• **Work instructions**: Extract the full set of records, then give each one again exactly.

— Start Listed entries —

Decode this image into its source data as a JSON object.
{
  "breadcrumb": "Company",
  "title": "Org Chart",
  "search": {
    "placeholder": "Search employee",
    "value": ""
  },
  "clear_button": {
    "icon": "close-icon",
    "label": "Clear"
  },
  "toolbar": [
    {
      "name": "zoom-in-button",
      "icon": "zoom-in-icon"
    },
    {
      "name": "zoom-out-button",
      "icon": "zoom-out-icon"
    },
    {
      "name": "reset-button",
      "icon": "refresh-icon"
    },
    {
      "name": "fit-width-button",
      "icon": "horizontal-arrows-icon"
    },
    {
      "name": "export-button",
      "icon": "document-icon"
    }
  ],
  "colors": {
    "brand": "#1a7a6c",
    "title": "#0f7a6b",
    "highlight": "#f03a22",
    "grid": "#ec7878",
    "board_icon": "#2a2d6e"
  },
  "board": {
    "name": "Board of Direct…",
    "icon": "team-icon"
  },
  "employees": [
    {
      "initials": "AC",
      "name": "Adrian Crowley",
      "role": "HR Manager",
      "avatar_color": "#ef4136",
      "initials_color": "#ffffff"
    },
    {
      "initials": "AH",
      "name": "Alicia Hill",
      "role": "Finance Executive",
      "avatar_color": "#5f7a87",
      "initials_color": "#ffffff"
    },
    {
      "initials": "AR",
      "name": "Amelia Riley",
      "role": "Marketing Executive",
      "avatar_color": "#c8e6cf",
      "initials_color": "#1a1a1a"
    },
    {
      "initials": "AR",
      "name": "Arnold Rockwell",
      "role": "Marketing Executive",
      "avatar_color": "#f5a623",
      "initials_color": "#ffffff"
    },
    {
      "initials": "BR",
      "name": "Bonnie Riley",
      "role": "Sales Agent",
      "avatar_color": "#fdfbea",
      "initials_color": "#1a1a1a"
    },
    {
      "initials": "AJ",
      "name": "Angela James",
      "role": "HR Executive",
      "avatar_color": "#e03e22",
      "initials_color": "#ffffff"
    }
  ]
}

— End Listed entries —

• **Output of the task**:
Decode this image into its source data as a JSON object.
{
  "breadcrumb": "Company",
  "title": "Org Chart",
  "search": {
    "placeholder": "Search employee",
    "value": ""
  },
  "clear_button": {
    "icon": "close-icon",
    "label": "Clear"
  },
  "toolbar": [
    {
      "name": "zoom-in-button",
      "icon": "zoom-in-icon"
    },
    {
      "name": "zoom-out-button",
      "icon": "zoom-out-icon"
    },
    {
      "name": "reset-button",
      "icon": "refresh-icon"
    },
    {
      "name": "fit-width-button",
      "icon": "horizontal-arrows-icon"
    },
    {
      "name": "export-button",
      "icon": "document-icon"
    }
  ],
  "colors": {
    "brand": "#1a7a6c",
    "title": "#0f7a6b",
    "highlight": "#f03a22",
    "grid": "#ec7878",
    "board_icon": "#2a2d6e"
  },
  "board": {
    "name": "Board of Direct…",
    "icon": "team-icon"
  },
  "employees": [
    {
      "initials": "AC",
      "name": "Adrian Crowley",
      "role": "HR Manager",
      "avatar_color": "#ef4136",
      "initials_color": "#ffffff"
    },
    {
      "initials": "AH",
      "name": "Alicia Hill",
      "role": "Finance Executive",
      "avatar_color": "#5f7a87",
      "initials_color": "#ffffff"
    },
    {
      "initials": "AR",
      "name": "Amelia Riley",
      "role": "Marketing Executive",
      "avatar_color": "#c8e6cf",
      "initials_color": "#1a1a1a"
    },
    {
      "initials": "AR",
      "name": "Arnold Rockwell",
      "role": "Marketing Executive",
      "avatar_color": "#f5a623",
      "initials_color": "#ffffff"
    },
    {
      "initials": "BR",
      "name": "Bonnie Riley",
      "role": "Sales Agent",
      "avatar_color": "#fdfbea",
      "initials_color": "#1a1a1a"
    },
    {
      "initials": "AJ",
      "name": "Angela James",
      "role": "HR Executive",
      "avatar_color": "#e03e22",
      "initials_color": "#ffffff"
    }
  ]
}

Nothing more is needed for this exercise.